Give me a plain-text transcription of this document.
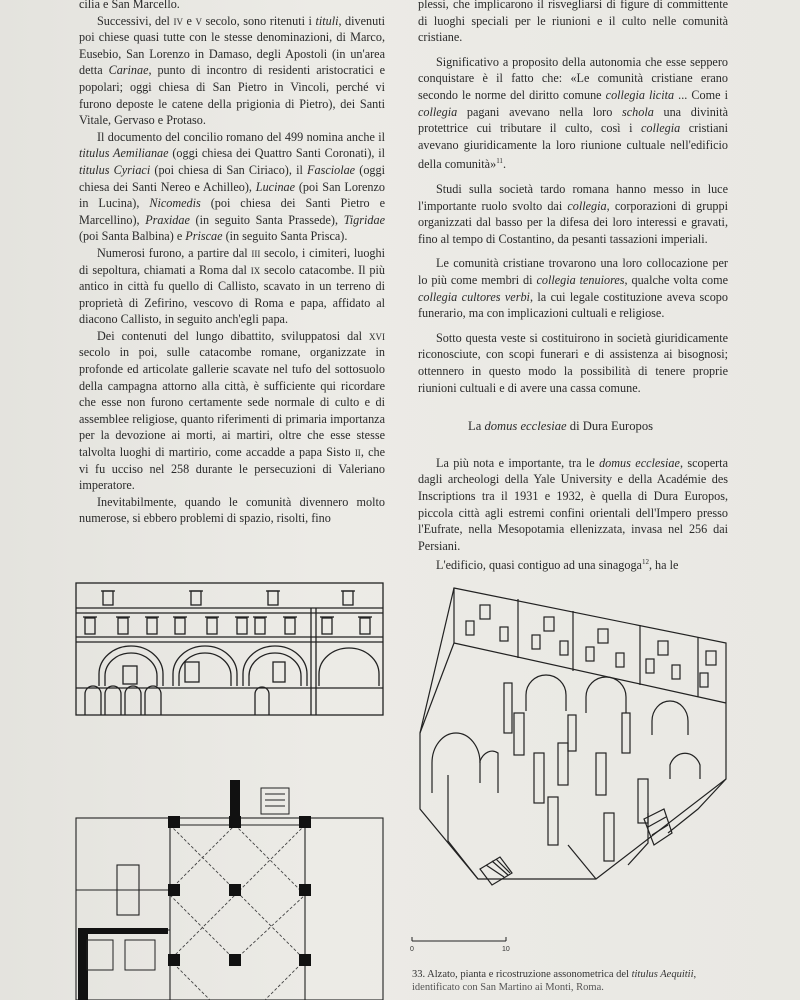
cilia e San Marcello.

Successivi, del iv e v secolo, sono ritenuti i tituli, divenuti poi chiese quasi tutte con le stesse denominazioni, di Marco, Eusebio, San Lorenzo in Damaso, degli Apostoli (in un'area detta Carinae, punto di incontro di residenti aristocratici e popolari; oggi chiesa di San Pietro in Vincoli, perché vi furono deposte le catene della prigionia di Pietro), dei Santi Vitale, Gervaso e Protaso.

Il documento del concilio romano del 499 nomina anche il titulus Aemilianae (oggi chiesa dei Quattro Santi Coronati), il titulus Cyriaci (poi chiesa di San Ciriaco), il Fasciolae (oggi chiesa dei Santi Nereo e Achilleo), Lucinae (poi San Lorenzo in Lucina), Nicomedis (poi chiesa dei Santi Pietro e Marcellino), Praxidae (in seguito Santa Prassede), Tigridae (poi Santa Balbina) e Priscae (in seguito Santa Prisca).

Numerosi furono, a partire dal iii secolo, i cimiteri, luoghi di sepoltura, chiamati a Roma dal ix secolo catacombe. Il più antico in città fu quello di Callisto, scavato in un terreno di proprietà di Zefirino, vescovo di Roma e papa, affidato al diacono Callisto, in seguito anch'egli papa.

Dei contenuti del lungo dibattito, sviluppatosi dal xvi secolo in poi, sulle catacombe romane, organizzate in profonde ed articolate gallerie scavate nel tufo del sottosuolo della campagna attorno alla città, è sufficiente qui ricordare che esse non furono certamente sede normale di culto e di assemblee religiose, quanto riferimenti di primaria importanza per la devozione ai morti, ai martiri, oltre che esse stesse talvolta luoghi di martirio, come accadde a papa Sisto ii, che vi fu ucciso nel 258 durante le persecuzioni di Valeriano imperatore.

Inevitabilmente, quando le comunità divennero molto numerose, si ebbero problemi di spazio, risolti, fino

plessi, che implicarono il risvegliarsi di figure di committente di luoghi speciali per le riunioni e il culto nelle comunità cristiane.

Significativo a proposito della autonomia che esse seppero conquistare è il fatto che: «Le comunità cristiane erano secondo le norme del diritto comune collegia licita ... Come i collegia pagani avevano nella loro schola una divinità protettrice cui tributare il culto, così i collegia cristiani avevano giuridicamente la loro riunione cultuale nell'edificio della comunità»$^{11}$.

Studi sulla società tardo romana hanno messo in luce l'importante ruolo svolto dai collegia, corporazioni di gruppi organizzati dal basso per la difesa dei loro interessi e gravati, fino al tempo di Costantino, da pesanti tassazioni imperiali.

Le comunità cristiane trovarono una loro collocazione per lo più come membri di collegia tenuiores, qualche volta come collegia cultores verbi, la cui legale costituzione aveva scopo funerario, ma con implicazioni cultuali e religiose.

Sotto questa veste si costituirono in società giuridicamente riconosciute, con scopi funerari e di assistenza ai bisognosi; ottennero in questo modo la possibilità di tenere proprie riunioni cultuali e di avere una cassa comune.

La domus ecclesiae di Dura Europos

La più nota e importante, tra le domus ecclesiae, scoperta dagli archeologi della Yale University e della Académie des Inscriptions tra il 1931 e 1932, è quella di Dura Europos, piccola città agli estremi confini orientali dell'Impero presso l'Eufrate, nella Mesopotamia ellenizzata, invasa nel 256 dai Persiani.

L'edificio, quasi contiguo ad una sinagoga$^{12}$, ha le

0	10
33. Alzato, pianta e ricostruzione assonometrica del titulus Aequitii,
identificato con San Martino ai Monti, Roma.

▸ Directions for this task
Make an exact copy of the whole listing, but don't bring over any pictures.

▸ Full response
Give me a plain-text transcription of this document.
cilia e San Marcello.

Successivi, del iv e v secolo, sono ritenuti i tituli, divenuti poi chiese quasi tutte con le stesse denominazioni, di Marco, Eusebio, San Lorenzo in Damaso, degli Apostoli (in un'area detta Carinae, punto di incontro di residenti aristocratici e popolari; oggi chiesa di San Pietro in Vincoli, perché vi furono deposte le catene della prigionia di Pietro), dei Santi Vitale, Gervaso e Protaso.

Il documento del concilio romano del 499 nomina anche il titulus Aemilianae (oggi chiesa dei Quattro Santi Coronati), il titulus Cyriaci (poi chiesa di San Ciriaco), il Fasciolae (oggi chiesa dei Santi Nereo e Achilleo), Lucinae (poi San Lorenzo in Lucina), Nicomedis (poi chiesa dei Santi Pietro e Marcellino), Praxidae (in seguito Santa Prassede), Tigridae (poi Santa Balbina) e Priscae (in seguito Santa Prisca).

Numerosi furono, a partire dal iii secolo, i cimiteri, luoghi di sepoltura, chiamati a Roma dal ix secolo catacombe. Il più antico in città fu quello di Callisto, scavato in un terreno di proprietà di Zefirino, vescovo di Roma e papa, affidato al diacono Callisto, in seguito anch'egli papa.

Dei contenuti del lungo dibattito, sviluppatosi dal xvi secolo in poi, sulle catacombe romane, organizzate in profonde ed articolate gallerie scavate nel tufo del sottosuolo della campagna attorno alla città, è sufficiente qui ricordare che esse non furono certamente sede normale di culto e di assemblee religiose, quanto riferimenti di primaria importanza per la devozione ai morti, ai martiri, oltre che esse stesse talvolta luoghi di martirio, come accadde a papa Sisto ii, che vi fu ucciso nel 258 durante le persecuzioni di Valeriano imperatore.

Inevitabilmente, quando le comunità divennero molto numerose, si ebbero problemi di spazio, risolti, fino

plessi, che implicarono il risvegliarsi di figure di committente di luoghi speciali per le riunioni e il culto nelle comunità cristiane.

Significativo a proposito della autonomia che esse seppero conquistare è il fatto che: «Le comunità cristiane erano secondo le norme del diritto comune collegia licita ... Come i collegia pagani avevano nella loro schola una divinità protettrice cui tributare il culto, così i collegia cristiani avevano giuridicamente la loro riunione cultuale nell'edificio della comunità»$^{11}$.

Studi sulla società tardo romana hanno messo in luce l'importante ruolo svolto dai collegia, corporazioni di gruppi organizzati dal basso per la difesa dei loro interessi e gravati, fino al tempo di Costantino, da pesanti tassazioni imperiali.

Le comunità cristiane trovarono una loro collocazione per lo più come membri di collegia tenuiores, qualche volta come collegia cultores verbi, la cui legale costituzione aveva scopo funerario, ma con implicazioni cultuali e religiose.

Sotto questa veste si costituirono in società giuridicamente riconosciute, con scopi funerari e di assistenza ai bisognosi; ottennero in questo modo la possibilità di tenere proprie riunioni cultuali e di avere una cassa comune.

La domus ecclesiae di Dura Europos

La più nota e importante, tra le domus ecclesiae, scoperta dagli archeologi della Yale University e della Académie des Inscriptions tra il 1931 e 1932, è quella di Dura Europos, piccola città agli estremi confini orientali dell'Impero presso l'Eufrate, nella Mesopotamia ellenizzata, invasa nel 256 dai Persiani.

L'edificio, quasi contiguo ad una sinagoga$^{12}$, ha le

0	10
33. Alzato, pianta e ricostruzione assonometrica del titulus Aequitii,
identificato con San Martino ai Monti, Roma.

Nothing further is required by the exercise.